Filmkritik >>

####################

Der Film ist also etwas Neues in seiner Art, was auch seit langem notwendig war. Viele können mit diesem innovativen Gedanken wohl wenig anfangen, da sie sich an den herkömmlichen Formen mit aller Macht festhalten, oft wohl mit der Angst, ohne die übliche Dramaturgie mit der stetigen Mahnung „Achtung, Nazis sind äußerst böse und gemein!“ komme ein solches Thema nicht aus. Da dies jedoch inzwischen jeder wissen sollte, der Film nicht das Übliche wiederholen will und aus diesem zeitgeschichtlichen Thema mit jedem Jahr mehr und mehr entfernte Geschichte wird, wurde es Zeit für Filme wie diese, die mit neuen Formen gerade auch jüngere Generationen erreichen wollen.

„Der Untergang“ basiert zum einen auf dem gleichnamigen Sachbuch von Joachim Fest, dem renommierten Historiker und ehemaligen Mitherausgeber der FAZ, zum anderen auf den persönlichen Erinnerungen Traudl Junges, Hitlers letzter Sekretärin. Allerdings gibt es einige geringfügige dramaturgische Anpassungen, um die Geschehnisse und Beweggründe der Personen besser transportieren zu können. Dabei wird jedoch nicht zu frei mit dem Stoff umgegangen und das Ziel des Films verfehlt, diese Tage möglichst geschichtstreu zu dokumentieren. Davon abgesehen, gibt es von einzelnen Ereignissen ohnehin nur widersprüchliche Aussagen der Zeugen von damals, und manches wird nie mehr geklärt werden.

Es werden die letzten Geschehnisse im Führerbunker und die auf den Straßen Berlins, das in diesen Tagen von den Russen erobert wird, rekapituliert. Im Bunker sehen wir Adolf Hitler Strategien gegen „den Russen“ austüfteln, obwohl alle um ihn herum wissen, dass der Krieg endgültig verloren ist. Es wird nicht ganz klar, ob Hitler dies im Grunde genauso gut weiß oder ob er tatsächlich noch an den „Endsieg“ glaubt. Die Schuld an Niederlagen schiebt er einzelnen Wehrmachtsverbänden und Verrätern zu, an seinen eigenen Motiven, Idealen und Plänen zweifelt er nie. Wir erleben auch die anderen wichtigen Führungspersönlichkeiten aus NSDAP, SS und Wehrmacht, wie Goebbels, Himmler und Keitel. Alle sie werden aber dramaturgisch in den Hintergrund geschoben, das Hauptaugenmerk liegt auf Hitler. Dies geschieht zwar völlig zu Recht, nicht nur aus historischen, sondern auch aus zeitlichen Gründen, dennoch hätte man sich gern noch mehr Erläuterndes aus der Gedankenwelt der anderen Protagonisten gewünscht. Neben Hitler wird eigentlich nur noch Traudl Junge etwas nähergebracht. Keine überzeugte Nationalsozialistin, aber doch irgendwie angezogen vom Führerkult, anfangs naiv wirkend, am Schluss mutig ums Überleben ringend.

####################

Aufgaben >>
A. Fasse den Absatz der Filmkritik, der mit „Der Film ist also etwas Neues“ beginnt, kürzer als Stichpunktliste zusammen, ohne seine wichtigsten Fakten zu verlieren.
B. Schreib die Filmkritik zu „Der Untergang“ nach ihrem letzten Satz weiter.
Die Zeilen darunter haben mit der Filmkritik nichts zu tun, sie kommen aus einer anderen Quelle.

####################

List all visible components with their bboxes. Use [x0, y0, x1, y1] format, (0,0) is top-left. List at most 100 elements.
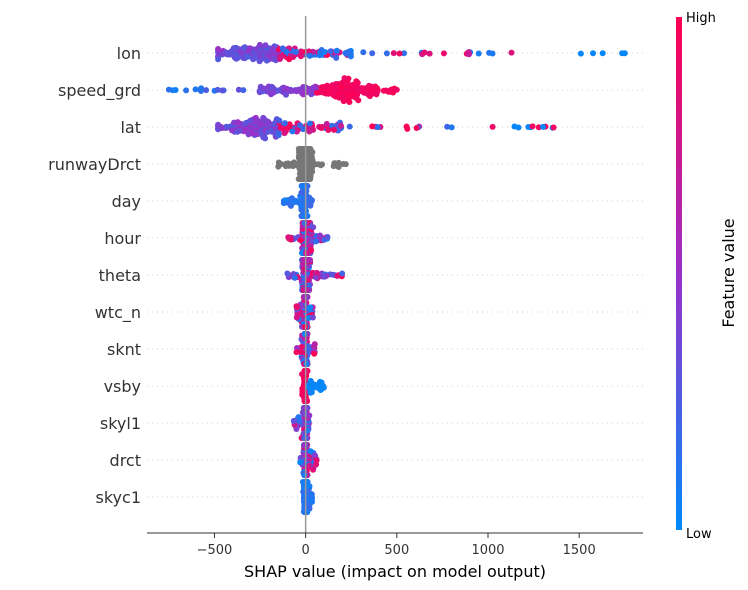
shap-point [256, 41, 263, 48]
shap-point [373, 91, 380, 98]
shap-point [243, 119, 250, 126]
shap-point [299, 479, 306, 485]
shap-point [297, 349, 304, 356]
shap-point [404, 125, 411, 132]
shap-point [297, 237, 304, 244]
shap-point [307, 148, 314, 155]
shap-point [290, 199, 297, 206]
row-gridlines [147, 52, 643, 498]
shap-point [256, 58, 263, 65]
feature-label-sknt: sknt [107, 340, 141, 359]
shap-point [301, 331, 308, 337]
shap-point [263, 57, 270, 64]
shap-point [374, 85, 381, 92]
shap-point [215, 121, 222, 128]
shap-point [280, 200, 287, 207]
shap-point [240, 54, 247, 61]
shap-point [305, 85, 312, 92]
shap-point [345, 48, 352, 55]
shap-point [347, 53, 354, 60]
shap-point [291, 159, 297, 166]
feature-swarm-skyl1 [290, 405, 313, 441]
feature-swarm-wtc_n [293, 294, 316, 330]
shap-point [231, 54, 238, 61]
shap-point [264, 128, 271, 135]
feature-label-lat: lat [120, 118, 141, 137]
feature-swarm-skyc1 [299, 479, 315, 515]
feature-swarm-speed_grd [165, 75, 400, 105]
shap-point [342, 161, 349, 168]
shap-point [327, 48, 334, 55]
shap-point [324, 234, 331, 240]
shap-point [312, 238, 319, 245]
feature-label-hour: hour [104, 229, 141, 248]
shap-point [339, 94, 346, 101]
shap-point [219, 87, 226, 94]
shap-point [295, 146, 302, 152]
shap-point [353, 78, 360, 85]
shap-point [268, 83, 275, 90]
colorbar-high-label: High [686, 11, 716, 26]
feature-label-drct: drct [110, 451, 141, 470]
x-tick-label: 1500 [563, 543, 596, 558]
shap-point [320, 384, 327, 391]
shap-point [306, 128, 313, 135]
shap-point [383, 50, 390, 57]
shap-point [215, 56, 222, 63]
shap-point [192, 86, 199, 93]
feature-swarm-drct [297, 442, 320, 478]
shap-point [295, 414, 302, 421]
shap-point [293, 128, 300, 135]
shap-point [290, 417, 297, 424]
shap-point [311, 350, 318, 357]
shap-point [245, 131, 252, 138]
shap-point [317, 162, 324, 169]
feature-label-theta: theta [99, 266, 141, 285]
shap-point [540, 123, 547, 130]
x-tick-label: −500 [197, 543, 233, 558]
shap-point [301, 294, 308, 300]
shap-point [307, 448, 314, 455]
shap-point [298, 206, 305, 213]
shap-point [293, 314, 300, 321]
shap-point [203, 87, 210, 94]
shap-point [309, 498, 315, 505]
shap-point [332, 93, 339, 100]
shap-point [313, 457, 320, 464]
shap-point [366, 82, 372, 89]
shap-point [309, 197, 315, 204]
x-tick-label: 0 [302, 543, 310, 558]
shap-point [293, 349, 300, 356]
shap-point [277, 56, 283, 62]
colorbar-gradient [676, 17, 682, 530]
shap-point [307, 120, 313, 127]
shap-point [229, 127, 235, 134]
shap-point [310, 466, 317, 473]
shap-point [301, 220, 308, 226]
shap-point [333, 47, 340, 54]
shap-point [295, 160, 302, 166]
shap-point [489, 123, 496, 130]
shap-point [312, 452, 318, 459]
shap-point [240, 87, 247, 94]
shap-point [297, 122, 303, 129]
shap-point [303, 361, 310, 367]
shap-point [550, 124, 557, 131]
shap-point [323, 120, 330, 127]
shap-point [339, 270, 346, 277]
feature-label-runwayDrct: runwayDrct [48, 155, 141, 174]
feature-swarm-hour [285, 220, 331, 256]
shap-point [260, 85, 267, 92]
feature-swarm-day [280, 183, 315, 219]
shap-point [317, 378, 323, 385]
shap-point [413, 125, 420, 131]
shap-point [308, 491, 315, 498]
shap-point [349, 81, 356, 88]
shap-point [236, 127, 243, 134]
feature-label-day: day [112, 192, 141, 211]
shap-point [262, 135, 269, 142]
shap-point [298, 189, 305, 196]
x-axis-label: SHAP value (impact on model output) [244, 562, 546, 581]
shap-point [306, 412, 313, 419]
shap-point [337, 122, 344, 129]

####################

Lösungen >>
A.
- Der Film ist etwas Neues in seiner Art, und das war längst nötig.
- Viele halten an den alten Formen fest. Sie fürchten, dass ein solches Thema nicht ohne die übliche Mahnung auskommt, Nazis seien böse.
- Das sollte aber inzwischen jeder wissen, und der Film will das Übliche nicht wiederholen.
- Das Thema wird mit jedem Jahr mehr zu entfernter Geschichte.
- Deshalb braucht es Filme, die mit neuen Formen vor allem jüngere Generationen erreichen.

B.
Langsam wird auch Hitler klar, dass es keinen Ausweg mehr gibt – bis zu seinem Selbstmord am 30. April. Bis dahin erfährt er vom vermeintlichen Verrat ehemals engster Vertrauter und vom unaufhaltsamen Durchmarsch der Alliierten. Währenddessen lässt er sich noch von begeisterten Anhängern zum Geburtstag gratulieren, und er heiratet noch Eva Braun, was absurd anmutende Szenen ergibt. Es werden letzte groteske und frivole Feste gefeiert, die letzten Alkoholvorräte von den Offizieren geplündert. Alles in den beengten Verhältnissen des Bunkers.

Zwischen den Szenen aus dem Bunker wird der Zuschauer immer wieder mit den Geschossexplosionen und dem Leid in den zerbombten Straßenzügen Berlins konfrontiert. Sterbende Kinder aus dem letzten Aufgebot, schwer verletzte und zerfetzte Zivilisten, das Zerreiben der letzten Kampfverbände, einige wenige Menschen, die helfen und das Leid lindern wollen. Und, sogar schon als alles vorbei ist, Selbstjustiz an Kritikern des sinnlosen Abschlachtens, die als angebliche Deserteure und Überläufer aufgehängt werden. Vieles davon wird nur beiläufig von der Kamera eingefangen und wirkt umso erschütternder. Allerdings verliert man angesichts der Masse an Ereignissen und handelnden Personen gerade in der ersten Hälfte des Films leicht den Überblick.

Sowohl die Szenen im Führerbunker als auch in den Berliner Straßen sind düster und zutiefst beklemmend. Regisseur Hirschbiegel fängt gekonnt die einengende und mörderische Untergangsatmosphäre ein, wie ähnlich schon in seinem „Experiment“. Dabei hilft ihm freilich, dass er eine ganze Riege bekannter, hervorragender Darsteller aufbieten kann.

Bruno Ganz spielt Hitler erschreckend realistisch. Nicht nur wegen der beängstigenden optischen und akustischen Ähnlichkeit. Wie er, von Parkinson geschüttelt, die beinah schizophrene Persönlichkeit Hitlers spielt, lässt den Atem stocken. Auf der einen Seite zeigt er uns geradezu freundliche Charakterzüge, wenn er seiner Sekretärin zuspricht, von seinem Hund schwärmt oder sogar Eva Braun küsst. Auf der anderen Seite kippt er sofort wieder in nationalsozialistische Hohlphrasen, antisemitisches Gesabber und wirres Geschrei, wenn ihm wieder einmal eine Niederlage mitgeteilt wird. Meines Erachtens eine der besten Schauspielleistungen der Filmgeschichte überhaupt.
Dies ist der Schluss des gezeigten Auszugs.